SHORT PROBLEM:
Write out the data again exactly, skipping every picture.

+--

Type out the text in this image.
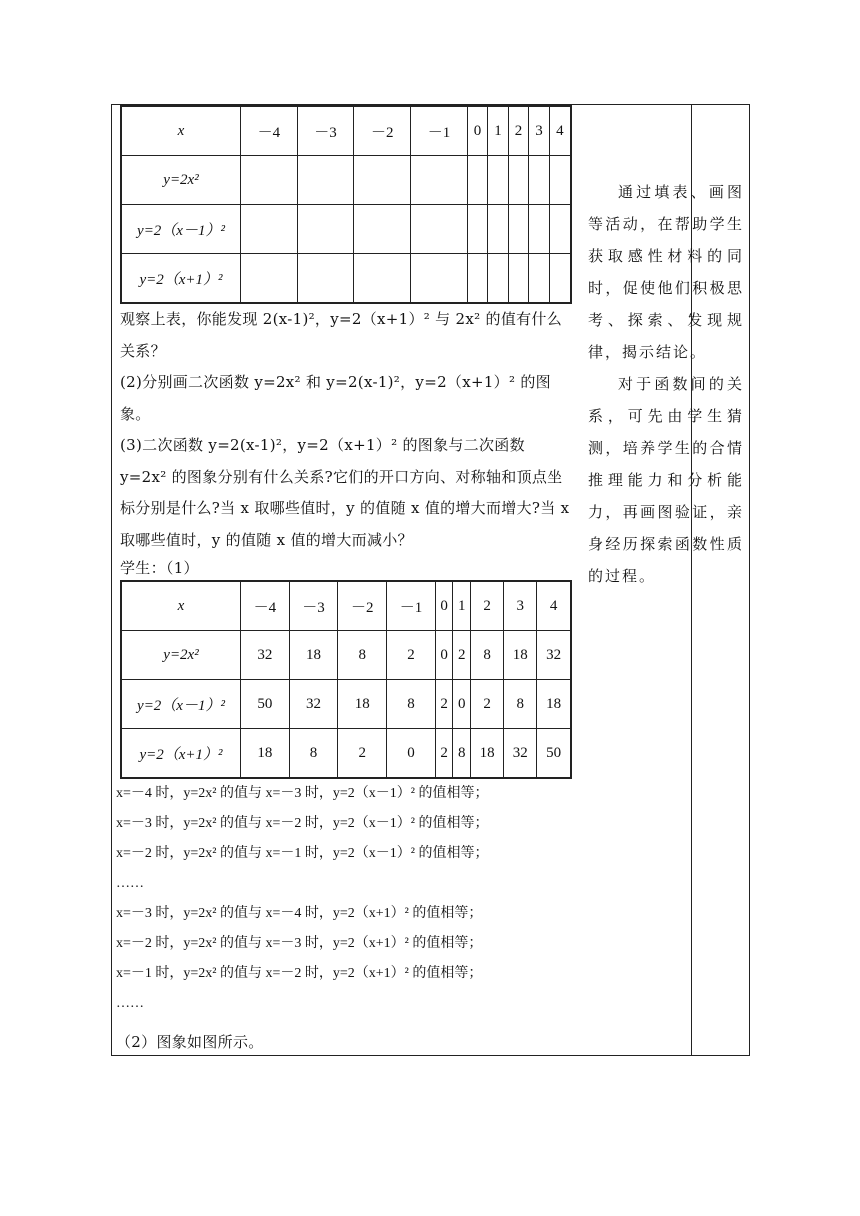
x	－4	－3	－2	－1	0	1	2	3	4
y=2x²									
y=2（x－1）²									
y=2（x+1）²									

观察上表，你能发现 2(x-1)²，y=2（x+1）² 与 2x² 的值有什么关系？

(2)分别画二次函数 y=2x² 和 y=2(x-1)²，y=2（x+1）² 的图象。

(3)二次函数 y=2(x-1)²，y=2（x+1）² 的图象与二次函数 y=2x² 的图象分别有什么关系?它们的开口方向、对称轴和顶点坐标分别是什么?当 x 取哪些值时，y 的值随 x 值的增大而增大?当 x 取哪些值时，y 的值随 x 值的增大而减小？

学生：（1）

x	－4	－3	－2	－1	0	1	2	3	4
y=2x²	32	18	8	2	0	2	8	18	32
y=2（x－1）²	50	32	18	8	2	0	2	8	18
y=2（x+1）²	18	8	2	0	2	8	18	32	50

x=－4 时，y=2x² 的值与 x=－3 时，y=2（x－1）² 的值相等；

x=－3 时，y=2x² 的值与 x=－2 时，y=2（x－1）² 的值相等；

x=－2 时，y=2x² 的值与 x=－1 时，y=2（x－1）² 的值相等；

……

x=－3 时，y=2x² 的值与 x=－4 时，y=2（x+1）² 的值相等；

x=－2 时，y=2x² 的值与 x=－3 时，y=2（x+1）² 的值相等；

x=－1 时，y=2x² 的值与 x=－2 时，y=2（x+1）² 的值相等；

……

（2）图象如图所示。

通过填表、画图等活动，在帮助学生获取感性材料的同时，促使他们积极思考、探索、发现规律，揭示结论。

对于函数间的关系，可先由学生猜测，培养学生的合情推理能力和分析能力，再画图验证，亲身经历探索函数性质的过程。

+--

RESULT BELOW:
Type out the text in this image.
x	－4	－3	－2	－1	0	1	2	3	4
y=2x²									
y=2（x－1）²									
y=2（x+1）²									

观察上表，你能发现 2(x-1)²，y=2（x+1）² 与 2x² 的值有什么关系？

(2)分别画二次函数 y=2x² 和 y=2(x-1)²，y=2（x+1）² 的图象。

(3)二次函数 y=2(x-1)²，y=2（x+1）² 的图象与二次函数 y=2x² 的图象分别有什么关系?它们的开口方向、对称轴和顶点坐标分别是什么?当 x 取哪些值时，y 的值随 x 值的增大而增大?当 x 取哪些值时，y 的值随 x 值的增大而减小？

学生：（1）

x	－4	－3	－2	－1	0	1	2	3	4
y=2x²	32	18	8	2	0	2	8	18	32
y=2（x－1）²	50	32	18	8	2	0	2	8	18
y=2（x+1）²	18	8	2	0	2	8	18	32	50

x=－4 时，y=2x² 的值与 x=－3 时，y=2（x－1）² 的值相等；

x=－3 时，y=2x² 的值与 x=－2 时，y=2（x－1）² 的值相等；

x=－2 时，y=2x² 的值与 x=－1 时，y=2（x－1）² 的值相等；

……

x=－3 时，y=2x² 的值与 x=－4 时，y=2（x+1）² 的值相等；

x=－2 时，y=2x² 的值与 x=－3 时，y=2（x+1）² 的值相等；

x=－1 时，y=2x² 的值与 x=－2 时，y=2（x+1）² 的值相等；

……

（2）图象如图所示。

通过填表、画图等活动，在帮助学生获取感性材料的同时，促使他们积极思考、探索、发现规律，揭示结论。

对于函数间的关系，可先由学生猜测，培养学生的合情推理能力和分析能力，再画图验证，亲身经历探索函数性质的过程。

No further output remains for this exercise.